→ WRITTEN PROBLEM
Where the string "Play" occurs in the material below, report the whole line.

→ RECORD EXTRACTS
#####

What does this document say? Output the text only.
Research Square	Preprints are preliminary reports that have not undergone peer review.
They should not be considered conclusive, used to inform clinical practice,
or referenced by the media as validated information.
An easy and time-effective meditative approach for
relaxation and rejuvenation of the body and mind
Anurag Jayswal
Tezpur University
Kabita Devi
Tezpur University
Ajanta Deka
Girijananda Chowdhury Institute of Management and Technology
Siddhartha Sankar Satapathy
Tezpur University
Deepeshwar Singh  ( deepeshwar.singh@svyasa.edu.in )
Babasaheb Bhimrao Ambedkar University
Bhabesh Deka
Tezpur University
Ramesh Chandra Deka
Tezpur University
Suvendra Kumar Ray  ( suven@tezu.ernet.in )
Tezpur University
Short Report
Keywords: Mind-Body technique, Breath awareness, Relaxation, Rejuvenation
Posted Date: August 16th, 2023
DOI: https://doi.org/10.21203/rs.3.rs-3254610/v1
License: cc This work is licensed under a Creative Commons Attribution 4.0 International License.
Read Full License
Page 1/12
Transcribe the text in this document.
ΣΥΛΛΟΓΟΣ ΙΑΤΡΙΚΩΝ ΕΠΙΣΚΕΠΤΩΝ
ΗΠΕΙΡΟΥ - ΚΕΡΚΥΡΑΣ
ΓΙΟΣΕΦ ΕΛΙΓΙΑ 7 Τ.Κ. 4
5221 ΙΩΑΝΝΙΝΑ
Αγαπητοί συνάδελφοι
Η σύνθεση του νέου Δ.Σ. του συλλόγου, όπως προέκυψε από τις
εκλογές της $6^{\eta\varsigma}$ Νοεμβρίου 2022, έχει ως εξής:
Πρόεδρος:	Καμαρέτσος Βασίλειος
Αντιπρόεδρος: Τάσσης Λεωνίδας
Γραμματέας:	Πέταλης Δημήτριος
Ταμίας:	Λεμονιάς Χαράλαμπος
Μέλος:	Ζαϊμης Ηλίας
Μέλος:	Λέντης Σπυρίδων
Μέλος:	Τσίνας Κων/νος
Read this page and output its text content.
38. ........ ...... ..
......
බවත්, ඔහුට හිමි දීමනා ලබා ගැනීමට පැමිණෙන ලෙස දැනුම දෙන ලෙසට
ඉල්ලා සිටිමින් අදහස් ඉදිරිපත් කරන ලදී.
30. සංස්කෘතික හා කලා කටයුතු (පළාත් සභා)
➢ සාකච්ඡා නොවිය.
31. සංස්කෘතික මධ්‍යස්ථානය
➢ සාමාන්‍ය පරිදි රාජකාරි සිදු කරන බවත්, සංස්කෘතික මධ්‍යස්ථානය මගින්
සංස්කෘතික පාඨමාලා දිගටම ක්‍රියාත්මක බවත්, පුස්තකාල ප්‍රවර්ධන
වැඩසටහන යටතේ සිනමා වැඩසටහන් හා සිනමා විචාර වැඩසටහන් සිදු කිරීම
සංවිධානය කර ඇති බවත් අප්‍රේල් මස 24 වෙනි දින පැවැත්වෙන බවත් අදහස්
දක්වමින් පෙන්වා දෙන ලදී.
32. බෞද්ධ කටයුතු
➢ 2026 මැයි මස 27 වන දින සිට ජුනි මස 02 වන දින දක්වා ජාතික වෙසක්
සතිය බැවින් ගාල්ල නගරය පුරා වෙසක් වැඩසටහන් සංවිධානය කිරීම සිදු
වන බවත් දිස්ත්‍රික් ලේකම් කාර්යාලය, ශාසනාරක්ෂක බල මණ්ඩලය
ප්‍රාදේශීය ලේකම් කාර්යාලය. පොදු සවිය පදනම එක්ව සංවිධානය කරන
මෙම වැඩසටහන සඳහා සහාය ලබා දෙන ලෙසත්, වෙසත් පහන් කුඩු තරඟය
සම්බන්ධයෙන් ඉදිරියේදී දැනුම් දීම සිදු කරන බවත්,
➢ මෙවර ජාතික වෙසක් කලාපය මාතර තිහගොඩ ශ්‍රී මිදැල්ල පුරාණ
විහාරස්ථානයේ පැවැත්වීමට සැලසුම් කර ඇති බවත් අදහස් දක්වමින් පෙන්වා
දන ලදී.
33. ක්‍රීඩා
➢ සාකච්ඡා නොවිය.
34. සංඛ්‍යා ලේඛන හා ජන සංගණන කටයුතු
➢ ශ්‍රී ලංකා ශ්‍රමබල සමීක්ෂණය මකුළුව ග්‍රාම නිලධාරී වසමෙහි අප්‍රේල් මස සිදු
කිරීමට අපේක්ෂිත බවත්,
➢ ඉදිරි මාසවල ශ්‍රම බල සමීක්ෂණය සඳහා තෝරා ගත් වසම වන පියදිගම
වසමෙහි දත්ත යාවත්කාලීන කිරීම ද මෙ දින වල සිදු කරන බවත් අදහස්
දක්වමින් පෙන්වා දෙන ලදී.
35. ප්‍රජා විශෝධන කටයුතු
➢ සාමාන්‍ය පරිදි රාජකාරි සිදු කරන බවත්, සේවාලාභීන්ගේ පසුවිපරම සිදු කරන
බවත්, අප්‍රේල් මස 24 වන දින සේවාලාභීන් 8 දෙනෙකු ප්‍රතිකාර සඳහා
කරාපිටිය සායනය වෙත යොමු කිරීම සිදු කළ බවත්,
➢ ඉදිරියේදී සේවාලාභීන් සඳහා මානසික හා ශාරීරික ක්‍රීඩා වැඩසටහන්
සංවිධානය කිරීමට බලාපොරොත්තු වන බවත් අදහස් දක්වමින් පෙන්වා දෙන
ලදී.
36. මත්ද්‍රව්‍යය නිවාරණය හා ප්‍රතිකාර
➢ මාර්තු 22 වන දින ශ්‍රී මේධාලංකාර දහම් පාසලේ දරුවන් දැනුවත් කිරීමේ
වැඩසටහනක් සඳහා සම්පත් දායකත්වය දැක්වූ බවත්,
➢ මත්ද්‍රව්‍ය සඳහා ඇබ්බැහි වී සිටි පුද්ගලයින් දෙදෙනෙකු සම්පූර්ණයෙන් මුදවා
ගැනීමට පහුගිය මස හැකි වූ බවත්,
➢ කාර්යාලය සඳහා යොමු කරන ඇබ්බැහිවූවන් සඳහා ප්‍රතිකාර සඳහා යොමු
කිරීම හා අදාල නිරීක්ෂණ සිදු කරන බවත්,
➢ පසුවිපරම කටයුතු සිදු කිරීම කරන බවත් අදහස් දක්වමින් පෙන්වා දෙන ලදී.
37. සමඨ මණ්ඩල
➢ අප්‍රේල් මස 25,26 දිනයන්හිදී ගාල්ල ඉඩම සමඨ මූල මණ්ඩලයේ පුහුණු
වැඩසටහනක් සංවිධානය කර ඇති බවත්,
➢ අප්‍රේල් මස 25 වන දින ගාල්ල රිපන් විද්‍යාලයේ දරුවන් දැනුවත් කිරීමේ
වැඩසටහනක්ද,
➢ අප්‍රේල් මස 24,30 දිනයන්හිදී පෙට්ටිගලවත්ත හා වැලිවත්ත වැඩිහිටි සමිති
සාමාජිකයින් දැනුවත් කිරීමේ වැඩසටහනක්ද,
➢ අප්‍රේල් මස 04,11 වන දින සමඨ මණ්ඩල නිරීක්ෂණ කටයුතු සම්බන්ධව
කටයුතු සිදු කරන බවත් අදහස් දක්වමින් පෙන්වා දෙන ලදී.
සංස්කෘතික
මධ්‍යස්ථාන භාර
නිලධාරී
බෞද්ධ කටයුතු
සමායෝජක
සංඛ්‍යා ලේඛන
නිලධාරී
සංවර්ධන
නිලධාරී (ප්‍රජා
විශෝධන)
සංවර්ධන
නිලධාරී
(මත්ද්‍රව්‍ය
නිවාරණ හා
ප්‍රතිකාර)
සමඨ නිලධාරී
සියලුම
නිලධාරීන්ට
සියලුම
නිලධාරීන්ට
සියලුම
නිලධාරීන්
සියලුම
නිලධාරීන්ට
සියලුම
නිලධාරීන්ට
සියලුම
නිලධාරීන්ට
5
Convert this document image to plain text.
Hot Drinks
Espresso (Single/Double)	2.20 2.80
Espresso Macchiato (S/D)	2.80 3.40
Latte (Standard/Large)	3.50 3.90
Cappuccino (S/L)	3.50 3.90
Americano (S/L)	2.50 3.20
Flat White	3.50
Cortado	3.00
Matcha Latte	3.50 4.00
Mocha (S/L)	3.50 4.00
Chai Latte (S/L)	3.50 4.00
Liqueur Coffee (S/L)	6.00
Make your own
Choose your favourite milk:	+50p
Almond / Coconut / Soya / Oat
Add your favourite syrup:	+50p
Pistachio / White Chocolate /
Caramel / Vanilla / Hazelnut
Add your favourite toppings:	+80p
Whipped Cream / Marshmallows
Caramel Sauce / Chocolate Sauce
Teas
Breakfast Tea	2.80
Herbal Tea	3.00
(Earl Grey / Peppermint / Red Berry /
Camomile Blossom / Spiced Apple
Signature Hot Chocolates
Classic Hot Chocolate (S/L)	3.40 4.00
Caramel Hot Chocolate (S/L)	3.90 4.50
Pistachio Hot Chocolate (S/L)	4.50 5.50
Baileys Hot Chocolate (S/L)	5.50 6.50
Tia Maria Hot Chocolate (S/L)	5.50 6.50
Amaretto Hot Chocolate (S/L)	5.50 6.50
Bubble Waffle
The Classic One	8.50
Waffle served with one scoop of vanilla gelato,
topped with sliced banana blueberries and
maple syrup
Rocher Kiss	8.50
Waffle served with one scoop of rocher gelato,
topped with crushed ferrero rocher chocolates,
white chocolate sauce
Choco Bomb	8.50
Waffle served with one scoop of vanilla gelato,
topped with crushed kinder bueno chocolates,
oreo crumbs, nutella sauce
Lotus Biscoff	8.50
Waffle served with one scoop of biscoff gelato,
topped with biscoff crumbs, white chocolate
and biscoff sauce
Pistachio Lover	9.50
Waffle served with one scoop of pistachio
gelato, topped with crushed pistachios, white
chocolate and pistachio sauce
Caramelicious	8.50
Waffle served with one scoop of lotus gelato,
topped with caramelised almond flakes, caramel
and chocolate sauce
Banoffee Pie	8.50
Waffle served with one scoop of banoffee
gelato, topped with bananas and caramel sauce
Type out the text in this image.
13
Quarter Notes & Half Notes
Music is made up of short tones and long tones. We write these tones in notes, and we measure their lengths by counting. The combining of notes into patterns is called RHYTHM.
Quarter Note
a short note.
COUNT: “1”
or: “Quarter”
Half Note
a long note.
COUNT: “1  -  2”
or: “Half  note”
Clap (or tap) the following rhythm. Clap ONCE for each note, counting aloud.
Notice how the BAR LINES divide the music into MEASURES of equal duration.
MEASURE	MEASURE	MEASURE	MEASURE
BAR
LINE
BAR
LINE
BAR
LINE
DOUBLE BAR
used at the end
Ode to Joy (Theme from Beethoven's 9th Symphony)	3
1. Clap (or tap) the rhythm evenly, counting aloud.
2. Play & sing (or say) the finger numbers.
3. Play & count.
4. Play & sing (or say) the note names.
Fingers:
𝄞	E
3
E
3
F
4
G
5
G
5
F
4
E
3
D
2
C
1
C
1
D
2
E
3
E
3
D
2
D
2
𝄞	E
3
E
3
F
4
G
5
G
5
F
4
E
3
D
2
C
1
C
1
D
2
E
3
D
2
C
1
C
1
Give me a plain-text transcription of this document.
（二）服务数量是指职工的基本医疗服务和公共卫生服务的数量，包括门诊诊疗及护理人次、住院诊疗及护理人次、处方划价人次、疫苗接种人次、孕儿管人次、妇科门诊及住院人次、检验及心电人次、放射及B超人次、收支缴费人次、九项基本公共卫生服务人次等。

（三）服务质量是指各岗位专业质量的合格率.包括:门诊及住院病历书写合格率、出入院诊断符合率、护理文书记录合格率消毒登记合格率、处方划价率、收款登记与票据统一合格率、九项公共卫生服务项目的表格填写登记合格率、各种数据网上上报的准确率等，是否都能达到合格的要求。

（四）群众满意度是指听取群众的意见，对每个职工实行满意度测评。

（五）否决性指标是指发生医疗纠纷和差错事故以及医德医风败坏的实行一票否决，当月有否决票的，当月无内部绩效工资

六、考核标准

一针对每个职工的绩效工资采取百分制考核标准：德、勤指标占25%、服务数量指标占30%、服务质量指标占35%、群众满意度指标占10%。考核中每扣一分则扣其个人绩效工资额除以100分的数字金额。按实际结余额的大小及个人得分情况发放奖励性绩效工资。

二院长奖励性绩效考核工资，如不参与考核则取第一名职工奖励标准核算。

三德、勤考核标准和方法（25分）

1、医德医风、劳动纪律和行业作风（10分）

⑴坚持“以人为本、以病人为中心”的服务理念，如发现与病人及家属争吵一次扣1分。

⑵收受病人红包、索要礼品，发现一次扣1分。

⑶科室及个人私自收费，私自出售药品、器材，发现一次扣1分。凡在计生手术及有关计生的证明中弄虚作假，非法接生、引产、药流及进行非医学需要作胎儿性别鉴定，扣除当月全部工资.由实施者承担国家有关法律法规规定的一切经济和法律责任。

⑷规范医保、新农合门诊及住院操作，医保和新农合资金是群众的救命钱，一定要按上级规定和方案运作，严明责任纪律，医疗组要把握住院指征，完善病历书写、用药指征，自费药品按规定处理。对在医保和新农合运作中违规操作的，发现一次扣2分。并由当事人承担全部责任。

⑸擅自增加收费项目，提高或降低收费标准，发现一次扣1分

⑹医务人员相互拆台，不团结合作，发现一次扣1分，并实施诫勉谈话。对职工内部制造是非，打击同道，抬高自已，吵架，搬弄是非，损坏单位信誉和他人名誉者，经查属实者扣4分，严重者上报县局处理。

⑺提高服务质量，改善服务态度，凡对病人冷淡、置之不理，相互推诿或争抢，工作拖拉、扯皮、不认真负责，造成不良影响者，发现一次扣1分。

#####

→ COMPLETE ANSWER
2. Play & sing (or say) the finger numbers.
3. Play & count.
4. Play & sing (or say) the note names.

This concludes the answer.